Exercise input |
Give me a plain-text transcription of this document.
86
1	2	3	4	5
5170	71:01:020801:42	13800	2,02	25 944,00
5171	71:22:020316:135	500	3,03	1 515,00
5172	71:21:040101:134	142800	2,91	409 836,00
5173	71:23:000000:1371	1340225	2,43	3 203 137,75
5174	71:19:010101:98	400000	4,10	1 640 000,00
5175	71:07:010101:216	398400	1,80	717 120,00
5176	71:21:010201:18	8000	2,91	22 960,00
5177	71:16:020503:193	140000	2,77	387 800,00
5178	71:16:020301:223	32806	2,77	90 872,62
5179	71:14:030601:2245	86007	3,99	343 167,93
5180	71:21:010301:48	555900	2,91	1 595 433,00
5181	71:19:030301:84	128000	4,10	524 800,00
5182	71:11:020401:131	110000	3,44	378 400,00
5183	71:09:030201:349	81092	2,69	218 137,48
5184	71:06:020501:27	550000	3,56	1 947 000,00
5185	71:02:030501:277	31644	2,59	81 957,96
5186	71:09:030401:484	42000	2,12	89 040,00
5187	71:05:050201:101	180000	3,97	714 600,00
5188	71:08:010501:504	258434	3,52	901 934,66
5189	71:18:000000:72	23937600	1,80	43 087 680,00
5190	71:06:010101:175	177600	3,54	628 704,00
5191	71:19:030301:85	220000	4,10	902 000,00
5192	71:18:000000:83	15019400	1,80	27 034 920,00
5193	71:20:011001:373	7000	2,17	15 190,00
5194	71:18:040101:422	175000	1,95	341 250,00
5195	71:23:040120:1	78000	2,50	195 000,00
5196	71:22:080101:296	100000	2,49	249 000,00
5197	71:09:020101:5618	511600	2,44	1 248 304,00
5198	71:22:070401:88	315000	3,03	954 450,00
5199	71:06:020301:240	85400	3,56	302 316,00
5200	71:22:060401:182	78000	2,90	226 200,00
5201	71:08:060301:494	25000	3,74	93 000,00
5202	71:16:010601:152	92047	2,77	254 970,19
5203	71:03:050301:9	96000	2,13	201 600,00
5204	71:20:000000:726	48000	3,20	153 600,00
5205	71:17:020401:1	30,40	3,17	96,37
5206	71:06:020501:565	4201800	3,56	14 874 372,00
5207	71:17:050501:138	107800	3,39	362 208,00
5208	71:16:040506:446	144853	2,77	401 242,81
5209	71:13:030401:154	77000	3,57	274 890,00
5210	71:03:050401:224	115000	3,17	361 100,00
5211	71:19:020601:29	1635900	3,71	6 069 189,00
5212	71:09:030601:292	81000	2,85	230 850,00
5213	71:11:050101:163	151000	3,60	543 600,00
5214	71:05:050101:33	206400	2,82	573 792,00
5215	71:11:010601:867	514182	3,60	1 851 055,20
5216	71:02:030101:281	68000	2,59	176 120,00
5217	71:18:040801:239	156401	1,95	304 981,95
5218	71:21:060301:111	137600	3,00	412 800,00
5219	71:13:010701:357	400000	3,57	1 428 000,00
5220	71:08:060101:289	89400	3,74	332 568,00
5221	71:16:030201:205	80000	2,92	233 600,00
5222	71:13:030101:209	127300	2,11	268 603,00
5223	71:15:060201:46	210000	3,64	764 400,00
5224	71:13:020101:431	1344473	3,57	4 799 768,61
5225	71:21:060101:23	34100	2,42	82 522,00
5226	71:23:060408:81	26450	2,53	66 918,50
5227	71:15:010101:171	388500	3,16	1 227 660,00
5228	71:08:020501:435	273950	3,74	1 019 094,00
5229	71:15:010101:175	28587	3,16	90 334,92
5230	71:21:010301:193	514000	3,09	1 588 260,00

Written exercise |
Exactly reproduce every line found in the records.

Result for this exercise |
Give me a plain-text transcription of this document.
86
1	2	3	4	5
5170	71:01:020801:42	13800	2,02	25 944,00
5171	71:22:020316:135	500	3,03	1 515,00
5172	71:21:040101:134	142800	2,91	409 836,00
5173	71:23:000000:1371	1340225	2,43	3 203 137,75
5174	71:19:010101:98	400000	4,10	1 640 000,00
5175	71:07:010101:216	398400	1,80	717 120,00
5176	71:21:010201:18	8000	2,91	22 960,00
5177	71:16:020503:193	140000	2,77	387 800,00
5178	71:16:020301:223	32806	2,77	90 872,62
5179	71:14:030601:2245	86007	3,99	343 167,93
5180	71:21:010301:48	555900	2,91	1 595 433,00
5181	71:19:030301:84	128000	4,10	524 800,00
5182	71:11:020401:131	110000	3,44	378 400,00
5183	71:09:030201:349	81092	2,69	218 137,48
5184	71:06:020501:27	550000	3,56	1 947 000,00
5185	71:02:030501:277	31644	2,59	81 957,96
5186	71:09:030401:484	42000	2,12	89 040,00
5187	71:05:050201:101	180000	3,97	714 600,00
5188	71:08:010501:504	258434	3,52	901 934,66
5189	71:18:000000:72	23937600	1,80	43 087 680,00
5190	71:06:010101:175	177600	3,54	628 704,00
5191	71:19:030301:85	220000	4,10	902 000,00
5192	71:18:000000:83	15019400	1,80	27 034 920,00
5193	71:20:011001:373	7000	2,17	15 190,00
5194	71:18:040101:422	175000	1,95	341 250,00
5195	71:23:040120:1	78000	2,50	195 000,00
5196	71:22:080101:296	100000	2,49	249 000,00
5197	71:09:020101:5618	511600	2,44	1 248 304,00
5198	71:22:070401:88	315000	3,03	954 450,00
5199	71:06:020301:240	85400	3,56	302 316,00
5200	71:22:060401:182	78000	2,90	226 200,00
5201	71:08:060301:494	25000	3,74	93 000,00
5202	71:16:010601:152	92047	2,77	254 970,19
5203	71:03:050301:9	96000	2,13	201 600,00
5204	71:20:000000:726	48000	3,20	153 600,00
5205	71:17:020401:1	30,40	3,17	96,37
5206	71:06:020501:565	4201800	3,56	14 874 372,00
5207	71:17:050501:138	107800	3,39	362 208,00
5208	71:16:040506:446	144853	2,77	401 242,81
5209	71:13:030401:154	77000	3,57	274 890,00
5210	71:03:050401:224	115000	3,17	361 100,00
5211	71:19:020601:29	1635900	3,71	6 069 189,00
5212	71:09:030601:292	81000	2,85	230 850,00
5213	71:11:050101:163	151000	3,60	543 600,00
5214	71:05:050101:33	206400	2,82	573 792,00
5215	71:11:010601:867	514182	3,60	1 851 055,20
5216	71:02:030101:281	68000	2,59	176 120,00
5217	71:18:040801:239	156401	1,95	304 981,95
5218	71:21:060301:111	137600	3,00	412 800,00
5219	71:13:010701:357	400000	3,57	1 428 000,00
5220	71:08:060101:289	89400	3,74	332 568,00
5221	71:16:030201:205	80000	2,92	233 600,00
5222	71:13:030101:209	127300	2,11	268 603,00
5223	71:15:060201:46	210000	3,64	764 400,00
5224	71:13:020101:431	1344473	3,57	4 799 768,61
5225	71:21:060101:23	34100	2,42	82 522,00
5226	71:23:060408:81	26450	2,53	66 918,50
5227	71:15:010101:171	388500	3,16	1 227 660,00
5228	71:08:020501:435	273950	3,74	1 019 094,00
5229	71:15:010101:175	28587	3,16	90 334,92
5230	71:21:010301:193	514000	3,09	1 588 260,00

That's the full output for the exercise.